Give the listing again in full, exactly as written.
───── Records for the task
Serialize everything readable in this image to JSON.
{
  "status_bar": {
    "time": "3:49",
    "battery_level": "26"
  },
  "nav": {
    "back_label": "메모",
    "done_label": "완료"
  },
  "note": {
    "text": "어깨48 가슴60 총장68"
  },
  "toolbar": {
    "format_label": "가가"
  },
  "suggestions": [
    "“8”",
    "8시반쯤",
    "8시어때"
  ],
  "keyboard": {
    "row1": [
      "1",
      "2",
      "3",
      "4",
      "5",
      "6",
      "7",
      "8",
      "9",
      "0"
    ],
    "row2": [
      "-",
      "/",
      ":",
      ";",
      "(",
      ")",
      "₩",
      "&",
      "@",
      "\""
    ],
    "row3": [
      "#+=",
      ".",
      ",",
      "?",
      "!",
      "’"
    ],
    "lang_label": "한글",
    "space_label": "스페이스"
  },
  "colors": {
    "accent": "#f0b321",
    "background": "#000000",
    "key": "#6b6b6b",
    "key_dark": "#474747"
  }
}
──────────
Output below
Serialize everything readable in this image to JSON.
{
  "status_bar": {
    "time": "3:49",
    "battery_level": "26"
  },
  "nav": {
    "back_label": "메모",
    "done_label": "완료"
  },
  "note": {
    "text": "어깨48 가슴60 총장68"
  },
  "toolbar": {
    "format_label": "가가"
  },
  "suggestions": [
    "“8”",
    "8시반쯤",
    "8시어때"
  ],
  "keyboard": {
    "row1": [
      "1",
      "2",
      "3",
      "4",
      "5",
      "6",
      "7",
      "8",
      "9",
      "0"
    ],
    "row2": [
      "-",
      "/",
      ":",
      ";",
      "(",
      ")",
      "₩",
      "&",
      "@",
      "\""
    ],
    "row3": [
      "#+=",
      ".",
      ",",
      "?",
      "!",
      "’"
    ],
    "lang_label": "한글",
    "space_label": "스페이스"
  },
  "colors": {
    "accent": "#f0b321",
    "background": "#000000",
    "key": "#6b6b6b",
    "key_dark": "#474747"
  }
}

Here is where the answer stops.